REQUEST 1:
Repeat everything in the forum thread on modern music from "I never called" down to "to each other.", word for word.

I have to point out as well that, although I do not always (often?) agree with the "hardline" modernists on this forum about good music or good compositional virtues or on more general topics about art and aesthetics, they much, much, much more rarely resort to comments like that - we have disagreements, but they're well-mannered. Yet, on the other side - those who fervently dislike a lot of modern music - there are always multiple people throwing these insults around in every thread whenever the chance arises. I can't understand where this endless hatred comes from, and, to be frank, given that the modernists are in the minority, hugely unrepresented on concert programs and always coming in for insults, I can't help but think that the mentality of musical conservatives is similar to misogynistic men's rights groups (the analogy being that an overly privileged social group sets up an irrational pariah and pretends to be the victim, possibly because they just have a need to be angry).

Much modern music _may_ be crap, but at least I can respect the maturity of its listeners.


----------



## Petwhac (Jun 9, 2010)

Polednice said:


> Look, I may even dislike the music just as much as you, but how is anyone supposed to have a genuine, well-meaning conversation when people so readily say tripe like this?
> 
> I have to point out as well that, although I do not always (often?) agree with the "hardline" modernists on this forum about good music or good compositional virtues or on more general topics about art and aesthetics, they much, much, much more rarely resort to comments like that - we have disagreements, but they're well-mannered. Yet, on the other side - those who fervently dislike a lot of modern music - there are always multiple people throwing these insults around in every thread whenever the chance arises. I can't understand where this endless hatred comes from, and, to be frank, given that the modernists are in the minority, hugely unrepresented on concert programs and always coming in for insults, I can't help but think that the mentality of musical conservatives is similar to misogynistic men's rights groups (the analogy being that an overly privileged social group sets up an irrational pariah and pretends to be the victim, possibly because they just have a need to be angry).
> 
> Much modern music _may_ be crap, but at least I can respect the maturity of its listeners.


I beg your pardon but if your comment is directed at me I'd very much like to know whom you think I've insulted?
I never called anything crap, but you did.
If you would care to come off your high relativistic horse and not be so ready to feel outraged you might see I am making an historical observation. Yes it was put a little provocatively but I was rather hoping for an intelligent response regarding the likelihood of a listener ever getting past the initial reaction to the superficial surface of the musical examples and finding 'meaning'.


----------



## Polednice (Sep 13, 2009)

It was directed at you and the many people who say things like you. Seeing as you're willing to defend your statement of closed-minded bias as a "historical observation", there's obviously nothing productive that either of us can say to each other.


----------



## Petwhac (Jun 9, 2010)

Element and region data:
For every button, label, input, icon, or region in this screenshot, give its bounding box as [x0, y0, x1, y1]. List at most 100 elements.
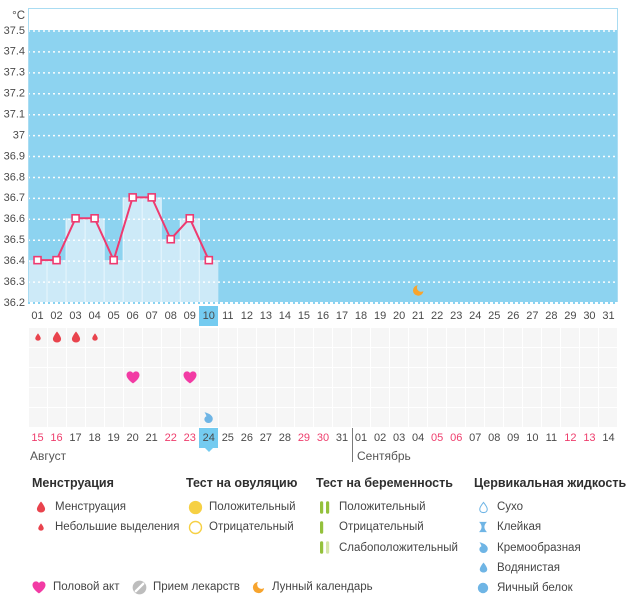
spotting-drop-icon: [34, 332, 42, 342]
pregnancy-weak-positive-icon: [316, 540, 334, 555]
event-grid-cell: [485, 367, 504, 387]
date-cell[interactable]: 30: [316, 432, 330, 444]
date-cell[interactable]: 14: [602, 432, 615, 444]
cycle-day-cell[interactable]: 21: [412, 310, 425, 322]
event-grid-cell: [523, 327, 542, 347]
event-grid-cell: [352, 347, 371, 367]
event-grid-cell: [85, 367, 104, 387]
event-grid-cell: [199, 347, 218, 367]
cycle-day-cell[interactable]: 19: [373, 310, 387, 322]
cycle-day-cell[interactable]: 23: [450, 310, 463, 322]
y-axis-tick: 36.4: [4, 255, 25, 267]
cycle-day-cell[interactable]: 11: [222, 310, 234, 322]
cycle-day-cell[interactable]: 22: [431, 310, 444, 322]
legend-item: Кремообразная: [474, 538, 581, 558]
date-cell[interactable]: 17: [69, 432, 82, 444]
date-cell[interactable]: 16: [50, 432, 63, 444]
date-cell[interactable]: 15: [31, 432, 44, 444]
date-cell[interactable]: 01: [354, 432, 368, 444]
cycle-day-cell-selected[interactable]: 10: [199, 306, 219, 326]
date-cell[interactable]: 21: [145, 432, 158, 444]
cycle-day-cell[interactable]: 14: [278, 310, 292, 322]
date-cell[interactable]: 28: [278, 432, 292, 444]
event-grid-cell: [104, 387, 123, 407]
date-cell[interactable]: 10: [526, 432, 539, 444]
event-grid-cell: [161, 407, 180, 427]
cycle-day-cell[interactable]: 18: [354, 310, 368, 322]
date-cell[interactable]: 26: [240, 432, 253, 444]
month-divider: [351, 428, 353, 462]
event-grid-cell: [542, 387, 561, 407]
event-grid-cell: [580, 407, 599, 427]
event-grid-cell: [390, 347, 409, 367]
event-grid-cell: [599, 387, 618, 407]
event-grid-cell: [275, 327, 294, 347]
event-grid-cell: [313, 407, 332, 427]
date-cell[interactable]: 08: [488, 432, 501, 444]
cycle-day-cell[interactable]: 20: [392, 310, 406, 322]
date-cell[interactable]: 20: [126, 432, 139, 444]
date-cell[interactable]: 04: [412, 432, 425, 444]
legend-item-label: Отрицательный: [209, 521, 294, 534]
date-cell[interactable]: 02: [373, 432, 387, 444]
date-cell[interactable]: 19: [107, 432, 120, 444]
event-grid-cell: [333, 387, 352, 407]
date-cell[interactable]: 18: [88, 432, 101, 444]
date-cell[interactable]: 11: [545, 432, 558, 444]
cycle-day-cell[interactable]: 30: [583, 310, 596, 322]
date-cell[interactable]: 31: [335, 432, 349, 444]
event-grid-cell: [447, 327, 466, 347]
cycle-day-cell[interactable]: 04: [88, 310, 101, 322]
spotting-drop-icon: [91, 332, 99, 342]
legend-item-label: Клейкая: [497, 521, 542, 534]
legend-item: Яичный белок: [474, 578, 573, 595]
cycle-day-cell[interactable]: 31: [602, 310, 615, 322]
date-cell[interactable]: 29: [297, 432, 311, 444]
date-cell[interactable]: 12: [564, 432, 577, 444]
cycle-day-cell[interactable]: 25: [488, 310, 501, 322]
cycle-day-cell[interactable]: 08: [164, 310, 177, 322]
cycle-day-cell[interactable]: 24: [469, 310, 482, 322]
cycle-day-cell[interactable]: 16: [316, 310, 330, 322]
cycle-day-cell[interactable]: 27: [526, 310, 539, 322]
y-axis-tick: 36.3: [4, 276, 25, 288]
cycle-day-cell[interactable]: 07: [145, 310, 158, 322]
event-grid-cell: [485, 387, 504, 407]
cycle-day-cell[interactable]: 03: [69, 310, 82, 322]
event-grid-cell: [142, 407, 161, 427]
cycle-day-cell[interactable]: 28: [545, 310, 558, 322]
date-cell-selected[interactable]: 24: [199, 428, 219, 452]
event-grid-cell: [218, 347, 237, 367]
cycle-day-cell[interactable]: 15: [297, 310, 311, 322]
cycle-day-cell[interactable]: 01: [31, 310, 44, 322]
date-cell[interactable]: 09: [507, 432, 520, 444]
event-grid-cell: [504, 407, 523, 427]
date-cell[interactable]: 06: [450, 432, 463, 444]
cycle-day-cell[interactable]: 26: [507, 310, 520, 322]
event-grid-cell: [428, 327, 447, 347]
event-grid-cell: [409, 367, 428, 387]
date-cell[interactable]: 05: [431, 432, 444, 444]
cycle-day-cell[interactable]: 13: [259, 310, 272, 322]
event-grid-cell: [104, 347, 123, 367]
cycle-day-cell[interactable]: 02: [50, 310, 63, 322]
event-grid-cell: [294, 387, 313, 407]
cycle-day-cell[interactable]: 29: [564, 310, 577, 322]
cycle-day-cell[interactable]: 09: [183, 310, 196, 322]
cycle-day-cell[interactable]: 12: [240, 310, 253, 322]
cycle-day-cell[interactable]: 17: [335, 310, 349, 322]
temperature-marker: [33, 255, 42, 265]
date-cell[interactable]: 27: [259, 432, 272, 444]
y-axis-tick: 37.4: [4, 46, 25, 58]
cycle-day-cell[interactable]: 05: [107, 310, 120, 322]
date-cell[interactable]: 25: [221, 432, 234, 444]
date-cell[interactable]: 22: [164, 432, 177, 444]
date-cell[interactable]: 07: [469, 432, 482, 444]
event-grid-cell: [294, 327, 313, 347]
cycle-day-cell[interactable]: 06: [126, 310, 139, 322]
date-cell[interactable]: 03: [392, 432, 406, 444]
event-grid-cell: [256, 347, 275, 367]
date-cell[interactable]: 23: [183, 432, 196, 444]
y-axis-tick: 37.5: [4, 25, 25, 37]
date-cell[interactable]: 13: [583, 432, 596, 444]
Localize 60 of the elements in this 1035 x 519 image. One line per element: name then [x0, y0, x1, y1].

REQUEST 2:
Rewrite the rows from the one containing "spotting-drop-icon: [34, 332, 42, 342]" down to the one containing "cycle-day-cell[interactable]: 22: [431, 310, 444, 322]", changing "event-grid-cell" to "event-cell" and leaving everything else as it is.

FULL SOLUTION 1:
I never called anything crap, but you did.
If you would care to come off your high relativistic horse and not be so ready to feel outraged you might see I am making an historical observation. Yes it was put a little provocatively but I was rather hoping for an intelligent response regarding the likelihood of a listener ever getting past the initial reaction to the superficial surface of the musical examples and finding 'meaning'.


----------



## Polednice (Sep 13, 2009)

It was directed at you and the many people who say things like you. Seeing as you're willing to defend your statement of closed-minded bias as a "historical observation", there's obviously nothing productive that either of us can say to each other.

FULL SOLUTION 2:
spotting-drop-icon: [34, 332, 42, 342]
pregnancy-weak-positive-icon: [316, 540, 334, 555]
event-cell: [485, 367, 504, 387]
date-cell[interactable]: 30: [316, 432, 330, 444]
date-cell[interactable]: 14: [602, 432, 615, 444]
cycle-day-cell[interactable]: 21: [412, 310, 425, 322]
event-cell: [523, 327, 542, 347]
event-cell: [352, 347, 371, 367]
event-cell: [85, 367, 104, 387]
event-cell: [199, 347, 218, 367]
cycle-day-cell[interactable]: 19: [373, 310, 387, 322]
cycle-day-cell[interactable]: 23: [450, 310, 463, 322]
y-axis-tick: 36.4: [4, 255, 25, 267]
cycle-day-cell[interactable]: 11: [222, 310, 234, 322]
cycle-day-cell[interactable]: 22: [431, 310, 444, 322]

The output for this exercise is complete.